**Data shown:**
++++

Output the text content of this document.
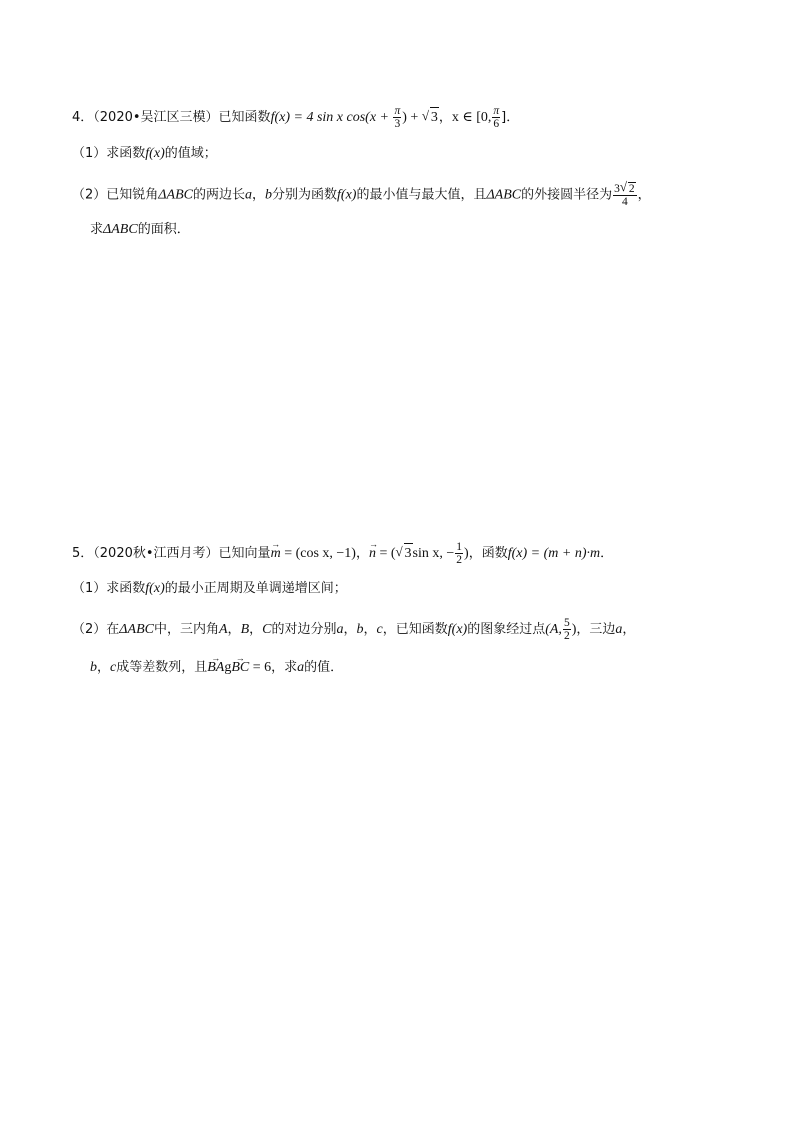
4．（2020•吴江区三模）已知函数f(x) = 4 sin x $\cos(x + \frac{\pi}{3}$ ) + √ 3，x ∈ [0, $\frac{\pi}{6}$ ]．
（1）求函数f(x)的值域；
（2）已知锐角ΔABC的两边长a，b分别为函数f(x)的最小值与最大值，且ΔABC的外接圆半径为 $\frac{3 √ 2}{4}$ ，
求ΔABC的面积．
5．（2020秋•江西月考）已知向量→ m = (cos x, −1)，→ n = ( √ 3sin x, − $\frac{1}{2}$ )，函数f(x) = (m + n)·m．
（1）求函数f(x)的最小正周期及单调递增区间；
（2）在ΔABC中，三内角A，B，C的对边分别a，b，c，已知函数f(x)的图象经过点(A, $\frac{5}{2}$ )，三边a，
b，c成等差数列，且→ BAg→ BC = 6，求a的值．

++++

**Aim of the task:**
Report how many lines contain "frac". Give nothing but the number.

**Exercise solution:**
4